# Given task
Images do not belong in the copy. Retype all the entries below exactly.
··· Supplied data
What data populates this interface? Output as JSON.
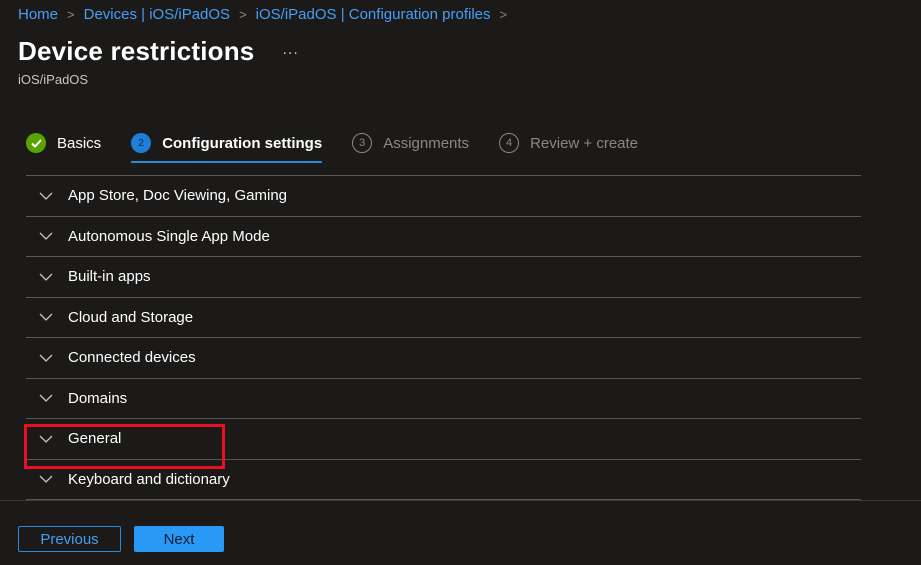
{
  "breadcrumb": [
    {
      "label": "Home"
    },
    {
      "label": "Devices | iOS/iPadOS"
    },
    {
      "label": "iOS/iPadOS | Configuration profiles"
    }
  ],
  "header": {
    "title": "Device restrictions",
    "more_label": "...",
    "subtitle": "iOS/iPadOS"
  },
  "wizard": {
    "steps": [
      {
        "number": "✓",
        "label": "Basics",
        "state": "completed"
      },
      {
        "number": "2",
        "label": "Configuration settings",
        "state": "active"
      },
      {
        "number": "3",
        "label": "Assignments",
        "state": "pending"
      },
      {
        "number": "4",
        "label": "Review + create",
        "state": "pending"
      }
    ]
  },
  "sections": [
    {
      "label": "App Store, Doc Viewing, Gaming"
    },
    {
      "label": "Autonomous Single App Mode"
    },
    {
      "label": "Built-in apps"
    },
    {
      "label": "Cloud and Storage"
    },
    {
      "label": "Connected devices"
    },
    {
      "label": "Domains"
    },
    {
      "label": "General",
      "highlighted": true
    },
    {
      "label": "Keyboard and dictionary"
    }
  ],
  "footer": {
    "previous_label": "Previous",
    "next_label": "Next"
  },
  "colors": {
    "accent": "#479ef5",
    "success": "#57a300",
    "highlight": "#e81123"
  }
}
······
# Output for this task
What data populates this interface? Output as JSON.
{
  "breadcrumb": [
    {
      "label": "Home"
    },
    {
      "label": "Devices | iOS/iPadOS"
    },
    {
      "label": "iOS/iPadOS | Configuration profiles"
    }
  ],
  "header": {
    "title": "Device restrictions",
    "more_label": "...",
    "subtitle": "iOS/iPadOS"
  },
  "wizard": {
    "steps": [
      {
        "number": "✓",
        "label": "Basics",
        "state": "completed"
      },
      {
        "number": "2",
        "label": "Configuration settings",
        "state": "active"
      },
      {
        "number": "3",
        "label": "Assignments",
        "state": "pending"
      },
      {
        "number": "4",
        "label": "Review + create",
        "state": "pending"
      }
    ]
  },
  "sections": [
    {
      "label": "App Store, Doc Viewing, Gaming"
    },
    {
      "label": "Autonomous Single App Mode"
    },
    {
      "label": "Built-in apps"
    },
    {
      "label": "Cloud and Storage"
    },
    {
      "label": "Connected devices"
    },
    {
      "label": "Domains"
    },
    {
      "label": "General",
      "highlighted": true
    },
    {
      "label": "Keyboard and dictionary"
    }
  ],
  "footer": {
    "previous_label": "Previous",
    "next_label": "Next"
  },
  "colors": {
    "accent": "#479ef5",
    "success": "#57a300",
    "highlight": "#e81123"
  }
}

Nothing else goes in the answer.